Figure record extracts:
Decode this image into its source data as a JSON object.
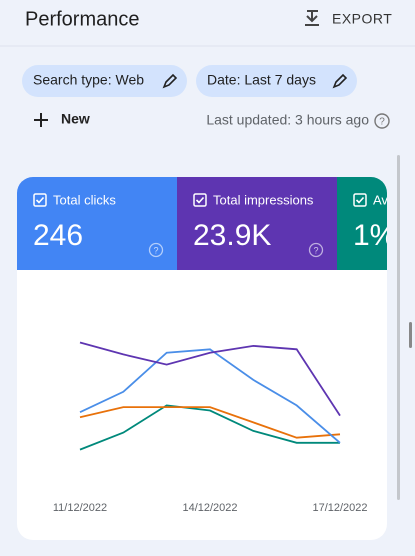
{
  "header": {
    "title": "Performance",
    "export": "EXPORT"
  },
  "filters": [
    "Search type: Web",
    "Date: Last 7 days"
  ],
  "new_button": "New",
  "last_updated": "Last updated: 3 hours ago",
  "metrics": [
    {
      "label": "Total clicks",
      "value": "246"
    },
    {
      "label": "Total impressions",
      "value": "23.9K"
    },
    {
      "label": "Av",
      "value": "1%"
    }
  ],
  "chart_data": {
    "type": "line",
    "categories": [
      "11/12/2022",
      null,
      null,
      "14/12/2022",
      null,
      null,
      "17/12/2022"
    ],
    "ylim": [
      0,
      100
    ],
    "series": [
      {
        "color": "#00897b",
        "values": [
          12,
          22,
          38,
          35,
          23,
          16,
          16
        ]
      },
      {
        "color": "#e8710a",
        "values": [
          31,
          37,
          37,
          37,
          28,
          19,
          21
        ]
      },
      {
        "color": "#4a8ee8",
        "values": [
          34,
          46,
          69,
          71,
          53,
          38,
          16
        ]
      },
      {
        "color": "#5e35b1",
        "values": [
          75,
          68,
          62,
          69,
          73,
          71,
          32
        ]
      }
    ]
  }
}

• _Prompt_: Reproduce the listing word for word and omit its pictures.

• _Problem solution_:
Decode this image into its source data as a JSON object.
{
  "header": {
    "title": "Performance",
    "export": "EXPORT"
  },
  "filters": [
    "Search type: Web",
    "Date: Last 7 days"
  ],
  "new_button": "New",
  "last_updated": "Last updated: 3 hours ago",
  "metrics": [
    {
      "label": "Total clicks",
      "value": "246"
    },
    {
      "label": "Total impressions",
      "value": "23.9K"
    },
    {
      "label": "Av",
      "value": "1%"
    }
  ],
  "chart_data": {
    "type": "line",
    "categories": [
      "11/12/2022",
      null,
      null,
      "14/12/2022",
      null,
      null,
      "17/12/2022"
    ],
    "ylim": [
      0,
      100
    ],
    "series": [
      {
        "color": "#00897b",
        "values": [
          12,
          22,
          38,
          35,
          23,
          16,
          16
        ]
      },
      {
        "color": "#e8710a",
        "values": [
          31,
          37,
          37,
          37,
          28,
          19,
          21
        ]
      },
      {
        "color": "#4a8ee8",
        "values": [
          34,
          46,
          69,
          71,
          53,
          38,
          16
        ]
      },
      {
        "color": "#5e35b1",
        "values": [
          75,
          68,
          62,
          69,
          73,
          71,
          32
        ]
      }
    ]
  }
}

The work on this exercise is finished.